-------- Information provided

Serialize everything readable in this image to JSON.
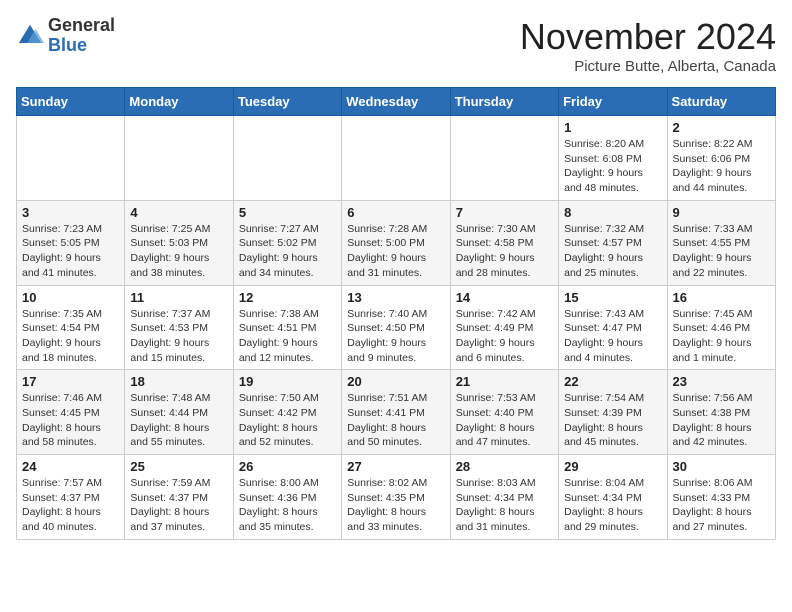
{
  "logo": {
    "general": "General",
    "blue": "Blue"
  },
  "title": "November 2024",
  "location": "Picture Butte, Alberta, Canada",
  "weekdays": [
    "Sunday",
    "Monday",
    "Tuesday",
    "Wednesday",
    "Thursday",
    "Friday",
    "Saturday"
  ],
  "weeks": [
    [
      {
        "day": "",
        "info": ""
      },
      {
        "day": "",
        "info": ""
      },
      {
        "day": "",
        "info": ""
      },
      {
        "day": "",
        "info": ""
      },
      {
        "day": "",
        "info": ""
      },
      {
        "day": "1",
        "info": "Sunrise: 8:20 AM\nSunset: 6:08 PM\nDaylight: 9 hours and 48 minutes."
      },
      {
        "day": "2",
        "info": "Sunrise: 8:22 AM\nSunset: 6:06 PM\nDaylight: 9 hours and 44 minutes."
      }
    ],
    [
      {
        "day": "3",
        "info": "Sunrise: 7:23 AM\nSunset: 5:05 PM\nDaylight: 9 hours and 41 minutes."
      },
      {
        "day": "4",
        "info": "Sunrise: 7:25 AM\nSunset: 5:03 PM\nDaylight: 9 hours and 38 minutes."
      },
      {
        "day": "5",
        "info": "Sunrise: 7:27 AM\nSunset: 5:02 PM\nDaylight: 9 hours and 34 minutes."
      },
      {
        "day": "6",
        "info": "Sunrise: 7:28 AM\nSunset: 5:00 PM\nDaylight: 9 hours and 31 minutes."
      },
      {
        "day": "7",
        "info": "Sunrise: 7:30 AM\nSunset: 4:58 PM\nDaylight: 9 hours and 28 minutes."
      },
      {
        "day": "8",
        "info": "Sunrise: 7:32 AM\nSunset: 4:57 PM\nDaylight: 9 hours and 25 minutes."
      },
      {
        "day": "9",
        "info": "Sunrise: 7:33 AM\nSunset: 4:55 PM\nDaylight: 9 hours and 22 minutes."
      }
    ],
    [
      {
        "day": "10",
        "info": "Sunrise: 7:35 AM\nSunset: 4:54 PM\nDaylight: 9 hours and 18 minutes."
      },
      {
        "day": "11",
        "info": "Sunrise: 7:37 AM\nSunset: 4:53 PM\nDaylight: 9 hours and 15 minutes."
      },
      {
        "day": "12",
        "info": "Sunrise: 7:38 AM\nSunset: 4:51 PM\nDaylight: 9 hours and 12 minutes."
      },
      {
        "day": "13",
        "info": "Sunrise: 7:40 AM\nSunset: 4:50 PM\nDaylight: 9 hours and 9 minutes."
      },
      {
        "day": "14",
        "info": "Sunrise: 7:42 AM\nSunset: 4:49 PM\nDaylight: 9 hours and 6 minutes."
      },
      {
        "day": "15",
        "info": "Sunrise: 7:43 AM\nSunset: 4:47 PM\nDaylight: 9 hours and 4 minutes."
      },
      {
        "day": "16",
        "info": "Sunrise: 7:45 AM\nSunset: 4:46 PM\nDaylight: 9 hours and 1 minute."
      }
    ],
    [
      {
        "day": "17",
        "info": "Sunrise: 7:46 AM\nSunset: 4:45 PM\nDaylight: 8 hours and 58 minutes."
      },
      {
        "day": "18",
        "info": "Sunrise: 7:48 AM\nSunset: 4:44 PM\nDaylight: 8 hours and 55 minutes."
      },
      {
        "day": "19",
        "info": "Sunrise: 7:50 AM\nSunset: 4:42 PM\nDaylight: 8 hours and 52 minutes."
      },
      {
        "day": "20",
        "info": "Sunrise: 7:51 AM\nSunset: 4:41 PM\nDaylight: 8 hours and 50 minutes."
      },
      {
        "day": "21",
        "info": "Sunrise: 7:53 AM\nSunset: 4:40 PM\nDaylight: 8 hours and 47 minutes."
      },
      {
        "day": "22",
        "info": "Sunrise: 7:54 AM\nSunset: 4:39 PM\nDaylight: 8 hours and 45 minutes."
      },
      {
        "day": "23",
        "info": "Sunrise: 7:56 AM\nSunset: 4:38 PM\nDaylight: 8 hours and 42 minutes."
      }
    ],
    [
      {
        "day": "24",
        "info": "Sunrise: 7:57 AM\nSunset: 4:37 PM\nDaylight: 8 hours and 40 minutes."
      },
      {
        "day": "25",
        "info": "Sunrise: 7:59 AM\nSunset: 4:37 PM\nDaylight: 8 hours and 37 minutes."
      },
      {
        "day": "26",
        "info": "Sunrise: 8:00 AM\nSunset: 4:36 PM\nDaylight: 8 hours and 35 minutes."
      },
      {
        "day": "27",
        "info": "Sunrise: 8:02 AM\nSunset: 4:35 PM\nDaylight: 8 hours and 33 minutes."
      },
      {
        "day": "28",
        "info": "Sunrise: 8:03 AM\nSunset: 4:34 PM\nDaylight: 8 hours and 31 minutes."
      },
      {
        "day": "29",
        "info": "Sunrise: 8:04 AM\nSunset: 4:34 PM\nDaylight: 8 hours and 29 minutes."
      },
      {
        "day": "30",
        "info": "Sunrise: 8:06 AM\nSunset: 4:33 PM\nDaylight: 8 hours and 27 minutes."
      }
    ]
  ]
}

----------------

Job:
A faithful copy of the records above is needed, with the pictures left out.

Result of this task:
Serialize everything readable in this image to JSON.
{
  "logo": {
    "general": "General",
    "blue": "Blue"
  },
  "title": "November 2024",
  "location": "Picture Butte, Alberta, Canada",
  "weekdays": [
    "Sunday",
    "Monday",
    "Tuesday",
    "Wednesday",
    "Thursday",
    "Friday",
    "Saturday"
  ],
  "weeks": [
    [
      {
        "day": "",
        "info": ""
      },
      {
        "day": "",
        "info": ""
      },
      {
        "day": "",
        "info": ""
      },
      {
        "day": "",
        "info": ""
      },
      {
        "day": "",
        "info": ""
      },
      {
        "day": "1",
        "info": "Sunrise: 8:20 AM\nSunset: 6:08 PM\nDaylight: 9 hours and 48 minutes."
      },
      {
        "day": "2",
        "info": "Sunrise: 8:22 AM\nSunset: 6:06 PM\nDaylight: 9 hours and 44 minutes."
      }
    ],
    [
      {
        "day": "3",
        "info": "Sunrise: 7:23 AM\nSunset: 5:05 PM\nDaylight: 9 hours and 41 minutes."
      },
      {
        "day": "4",
        "info": "Sunrise: 7:25 AM\nSunset: 5:03 PM\nDaylight: 9 hours and 38 minutes."
      },
      {
        "day": "5",
        "info": "Sunrise: 7:27 AM\nSunset: 5:02 PM\nDaylight: 9 hours and 34 minutes."
      },
      {
        "day": "6",
        "info": "Sunrise: 7:28 AM\nSunset: 5:00 PM\nDaylight: 9 hours and 31 minutes."
      },
      {
        "day": "7",
        "info": "Sunrise: 7:30 AM\nSunset: 4:58 PM\nDaylight: 9 hours and 28 minutes."
      },
      {
        "day": "8",
        "info": "Sunrise: 7:32 AM\nSunset: 4:57 PM\nDaylight: 9 hours and 25 minutes."
      },
      {
        "day": "9",
        "info": "Sunrise: 7:33 AM\nSunset: 4:55 PM\nDaylight: 9 hours and 22 minutes."
      }
    ],
    [
      {
        "day": "10",
        "info": "Sunrise: 7:35 AM\nSunset: 4:54 PM\nDaylight: 9 hours and 18 minutes."
      },
      {
        "day": "11",
        "info": "Sunrise: 7:37 AM\nSunset: 4:53 PM\nDaylight: 9 hours and 15 minutes."
      },
      {
        "day": "12",
        "info": "Sunrise: 7:38 AM\nSunset: 4:51 PM\nDaylight: 9 hours and 12 minutes."
      },
      {
        "day": "13",
        "info": "Sunrise: 7:40 AM\nSunset: 4:50 PM\nDaylight: 9 hours and 9 minutes."
      },
      {
        "day": "14",
        "info": "Sunrise: 7:42 AM\nSunset: 4:49 PM\nDaylight: 9 hours and 6 minutes."
      },
      {
        "day": "15",
        "info": "Sunrise: 7:43 AM\nSunset: 4:47 PM\nDaylight: 9 hours and 4 minutes."
      },
      {
        "day": "16",
        "info": "Sunrise: 7:45 AM\nSunset: 4:46 PM\nDaylight: 9 hours and 1 minute."
      }
    ],
    [
      {
        "day": "17",
        "info": "Sunrise: 7:46 AM\nSunset: 4:45 PM\nDaylight: 8 hours and 58 minutes."
      },
      {
        "day": "18",
        "info": "Sunrise: 7:48 AM\nSunset: 4:44 PM\nDaylight: 8 hours and 55 minutes."
      },
      {
        "day": "19",
        "info": "Sunrise: 7:50 AM\nSunset: 4:42 PM\nDaylight: 8 hours and 52 minutes."
      },
      {
        "day": "20",
        "info": "Sunrise: 7:51 AM\nSunset: 4:41 PM\nDaylight: 8 hours and 50 minutes."
      },
      {
        "day": "21",
        "info": "Sunrise: 7:53 AM\nSunset: 4:40 PM\nDaylight: 8 hours and 47 minutes."
      },
      {
        "day": "22",
        "info": "Sunrise: 7:54 AM\nSunset: 4:39 PM\nDaylight: 8 hours and 45 minutes."
      },
      {
        "day": "23",
        "info": "Sunrise: 7:56 AM\nSunset: 4:38 PM\nDaylight: 8 hours and 42 minutes."
      }
    ],
    [
      {
        "day": "24",
        "info": "Sunrise: 7:57 AM\nSunset: 4:37 PM\nDaylight: 8 hours and 40 minutes."
      },
      {
        "day": "25",
        "info": "Sunrise: 7:59 AM\nSunset: 4:37 PM\nDaylight: 8 hours and 37 minutes."
      },
      {
        "day": "26",
        "info": "Sunrise: 8:00 AM\nSunset: 4:36 PM\nDaylight: 8 hours and 35 minutes."
      },
      {
        "day": "27",
        "info": "Sunrise: 8:02 AM\nSunset: 4:35 PM\nDaylight: 8 hours and 33 minutes."
      },
      {
        "day": "28",
        "info": "Sunrise: 8:03 AM\nSunset: 4:34 PM\nDaylight: 8 hours and 31 minutes."
      },
      {
        "day": "29",
        "info": "Sunrise: 8:04 AM\nSunset: 4:34 PM\nDaylight: 8 hours and 29 minutes."
      },
      {
        "day": "30",
        "info": "Sunrise: 8:06 AM\nSunset: 4:33 PM\nDaylight: 8 hours and 27 minutes."
      }
    ]
  ]
}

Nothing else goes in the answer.